**WHAT THE TASK REQUIRES:** Where a line holds the string "different", return that line.
• • • •
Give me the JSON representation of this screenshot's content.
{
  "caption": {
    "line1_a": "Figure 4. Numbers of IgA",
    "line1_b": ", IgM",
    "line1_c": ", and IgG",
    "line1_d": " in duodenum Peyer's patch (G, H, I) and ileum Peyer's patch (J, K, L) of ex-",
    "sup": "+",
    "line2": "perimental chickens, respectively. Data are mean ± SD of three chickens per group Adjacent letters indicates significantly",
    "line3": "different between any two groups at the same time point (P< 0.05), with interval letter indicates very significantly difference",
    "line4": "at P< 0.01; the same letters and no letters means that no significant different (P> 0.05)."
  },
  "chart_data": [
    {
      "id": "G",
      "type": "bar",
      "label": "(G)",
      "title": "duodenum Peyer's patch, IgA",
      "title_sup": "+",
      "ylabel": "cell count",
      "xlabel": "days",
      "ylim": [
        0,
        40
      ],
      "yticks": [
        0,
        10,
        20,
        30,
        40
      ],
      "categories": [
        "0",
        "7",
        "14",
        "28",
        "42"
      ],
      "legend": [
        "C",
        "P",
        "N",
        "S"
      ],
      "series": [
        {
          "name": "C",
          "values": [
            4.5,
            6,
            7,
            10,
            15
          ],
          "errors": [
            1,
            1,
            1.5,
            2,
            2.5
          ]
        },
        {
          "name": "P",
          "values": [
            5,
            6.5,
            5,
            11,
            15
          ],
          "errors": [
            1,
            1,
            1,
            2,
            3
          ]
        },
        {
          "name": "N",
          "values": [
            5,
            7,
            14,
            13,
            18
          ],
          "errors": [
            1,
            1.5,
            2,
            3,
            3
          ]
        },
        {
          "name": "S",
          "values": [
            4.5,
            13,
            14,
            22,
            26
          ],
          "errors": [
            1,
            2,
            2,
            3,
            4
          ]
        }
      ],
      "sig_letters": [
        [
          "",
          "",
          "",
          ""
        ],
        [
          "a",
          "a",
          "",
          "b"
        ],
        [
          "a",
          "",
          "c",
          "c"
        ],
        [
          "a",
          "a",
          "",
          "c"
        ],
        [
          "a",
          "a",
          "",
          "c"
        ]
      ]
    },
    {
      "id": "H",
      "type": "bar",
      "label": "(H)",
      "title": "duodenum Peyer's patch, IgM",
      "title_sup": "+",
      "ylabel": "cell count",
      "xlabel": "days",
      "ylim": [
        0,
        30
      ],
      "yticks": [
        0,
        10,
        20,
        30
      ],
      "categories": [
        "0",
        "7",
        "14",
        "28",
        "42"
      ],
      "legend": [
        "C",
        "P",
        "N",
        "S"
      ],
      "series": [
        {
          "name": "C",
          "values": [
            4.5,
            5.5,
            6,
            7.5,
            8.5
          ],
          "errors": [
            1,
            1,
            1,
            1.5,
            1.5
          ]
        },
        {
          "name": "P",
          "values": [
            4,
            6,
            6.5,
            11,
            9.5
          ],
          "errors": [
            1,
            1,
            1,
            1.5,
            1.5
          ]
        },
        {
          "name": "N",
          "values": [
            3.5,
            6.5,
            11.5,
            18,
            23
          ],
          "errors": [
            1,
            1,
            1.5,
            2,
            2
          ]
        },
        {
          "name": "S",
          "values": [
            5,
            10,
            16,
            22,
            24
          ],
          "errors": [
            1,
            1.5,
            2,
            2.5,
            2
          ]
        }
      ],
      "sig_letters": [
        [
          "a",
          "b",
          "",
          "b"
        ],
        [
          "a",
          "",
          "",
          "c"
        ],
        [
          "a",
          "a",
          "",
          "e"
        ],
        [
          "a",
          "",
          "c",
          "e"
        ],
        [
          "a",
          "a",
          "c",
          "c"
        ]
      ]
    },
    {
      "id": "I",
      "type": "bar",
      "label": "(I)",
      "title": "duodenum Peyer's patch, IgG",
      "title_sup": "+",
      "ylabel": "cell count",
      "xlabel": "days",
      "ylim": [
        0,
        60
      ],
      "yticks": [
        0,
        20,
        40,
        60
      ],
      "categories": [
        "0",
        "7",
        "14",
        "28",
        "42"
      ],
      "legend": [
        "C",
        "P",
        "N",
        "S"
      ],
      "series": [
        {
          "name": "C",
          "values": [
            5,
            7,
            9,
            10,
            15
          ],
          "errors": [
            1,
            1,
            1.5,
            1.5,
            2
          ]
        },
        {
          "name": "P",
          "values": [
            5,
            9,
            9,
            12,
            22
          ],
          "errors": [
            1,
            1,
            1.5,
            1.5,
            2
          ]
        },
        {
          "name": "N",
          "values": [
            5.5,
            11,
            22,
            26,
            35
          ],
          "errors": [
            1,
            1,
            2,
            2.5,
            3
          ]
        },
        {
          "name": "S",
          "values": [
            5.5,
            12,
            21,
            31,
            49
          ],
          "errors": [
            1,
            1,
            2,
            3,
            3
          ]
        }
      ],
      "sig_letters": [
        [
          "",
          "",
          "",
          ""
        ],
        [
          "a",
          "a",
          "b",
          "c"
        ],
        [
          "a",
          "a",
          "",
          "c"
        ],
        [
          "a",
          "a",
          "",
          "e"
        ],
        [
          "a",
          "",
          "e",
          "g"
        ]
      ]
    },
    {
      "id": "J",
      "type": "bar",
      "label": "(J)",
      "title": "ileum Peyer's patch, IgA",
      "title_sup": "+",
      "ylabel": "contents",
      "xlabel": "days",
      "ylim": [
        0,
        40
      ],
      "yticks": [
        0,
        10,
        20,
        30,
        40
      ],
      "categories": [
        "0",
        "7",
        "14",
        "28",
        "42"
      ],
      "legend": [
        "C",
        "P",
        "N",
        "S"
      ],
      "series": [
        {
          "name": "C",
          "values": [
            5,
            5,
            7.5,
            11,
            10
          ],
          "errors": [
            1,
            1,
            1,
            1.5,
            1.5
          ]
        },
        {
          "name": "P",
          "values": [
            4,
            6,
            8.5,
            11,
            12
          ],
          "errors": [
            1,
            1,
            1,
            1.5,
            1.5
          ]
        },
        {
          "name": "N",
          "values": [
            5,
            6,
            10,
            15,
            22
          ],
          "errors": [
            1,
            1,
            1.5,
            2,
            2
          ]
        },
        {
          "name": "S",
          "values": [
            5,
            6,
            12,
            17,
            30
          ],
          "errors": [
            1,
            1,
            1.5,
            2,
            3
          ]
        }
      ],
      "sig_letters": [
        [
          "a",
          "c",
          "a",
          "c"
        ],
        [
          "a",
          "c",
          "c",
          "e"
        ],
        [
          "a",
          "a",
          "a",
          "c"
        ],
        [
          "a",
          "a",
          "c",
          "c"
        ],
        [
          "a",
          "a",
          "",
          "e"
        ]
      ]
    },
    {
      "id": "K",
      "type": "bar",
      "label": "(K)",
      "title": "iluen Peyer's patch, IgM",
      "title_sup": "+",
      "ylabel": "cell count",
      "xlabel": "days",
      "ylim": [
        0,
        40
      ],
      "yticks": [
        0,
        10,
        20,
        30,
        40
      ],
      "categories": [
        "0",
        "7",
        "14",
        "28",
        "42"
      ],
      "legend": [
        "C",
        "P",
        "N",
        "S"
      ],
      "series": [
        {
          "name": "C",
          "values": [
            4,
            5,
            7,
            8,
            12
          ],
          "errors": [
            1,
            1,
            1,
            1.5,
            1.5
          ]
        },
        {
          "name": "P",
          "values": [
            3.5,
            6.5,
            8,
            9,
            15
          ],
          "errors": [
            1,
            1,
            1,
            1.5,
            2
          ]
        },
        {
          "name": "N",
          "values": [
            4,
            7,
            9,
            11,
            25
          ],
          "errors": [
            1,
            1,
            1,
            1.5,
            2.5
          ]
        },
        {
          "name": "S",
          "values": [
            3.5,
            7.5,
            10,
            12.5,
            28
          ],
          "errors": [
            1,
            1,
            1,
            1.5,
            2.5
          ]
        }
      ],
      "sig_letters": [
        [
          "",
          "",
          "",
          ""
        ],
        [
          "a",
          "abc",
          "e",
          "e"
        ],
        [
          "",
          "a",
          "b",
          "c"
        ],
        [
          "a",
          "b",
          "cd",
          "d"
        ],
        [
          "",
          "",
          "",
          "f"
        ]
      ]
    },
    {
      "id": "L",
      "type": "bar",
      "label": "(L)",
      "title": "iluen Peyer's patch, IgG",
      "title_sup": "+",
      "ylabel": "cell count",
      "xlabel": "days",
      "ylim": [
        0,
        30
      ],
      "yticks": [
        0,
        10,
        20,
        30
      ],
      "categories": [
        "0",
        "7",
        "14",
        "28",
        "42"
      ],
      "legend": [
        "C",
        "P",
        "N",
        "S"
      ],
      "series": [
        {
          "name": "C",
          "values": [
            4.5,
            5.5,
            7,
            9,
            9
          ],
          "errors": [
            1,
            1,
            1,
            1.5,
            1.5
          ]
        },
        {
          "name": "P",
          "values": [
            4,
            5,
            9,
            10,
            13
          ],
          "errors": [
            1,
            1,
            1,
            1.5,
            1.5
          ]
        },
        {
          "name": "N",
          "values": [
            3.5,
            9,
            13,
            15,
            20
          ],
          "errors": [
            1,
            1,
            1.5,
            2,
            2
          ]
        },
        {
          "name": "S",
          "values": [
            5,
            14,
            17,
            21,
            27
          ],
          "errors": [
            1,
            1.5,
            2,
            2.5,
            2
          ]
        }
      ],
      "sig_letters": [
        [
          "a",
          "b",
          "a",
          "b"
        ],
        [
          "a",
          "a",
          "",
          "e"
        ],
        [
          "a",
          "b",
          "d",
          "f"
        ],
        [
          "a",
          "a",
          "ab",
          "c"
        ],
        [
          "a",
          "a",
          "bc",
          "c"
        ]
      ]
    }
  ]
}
• • • •
**COMPLETE OUTPUT:**
    "line3": "different between any two groups at the same time point (P< 0.05), with interval letter indicates very significantly difference",
    "line4": "at P< 0.01; the same letters and no letters means that no significant different (P> 0.05)."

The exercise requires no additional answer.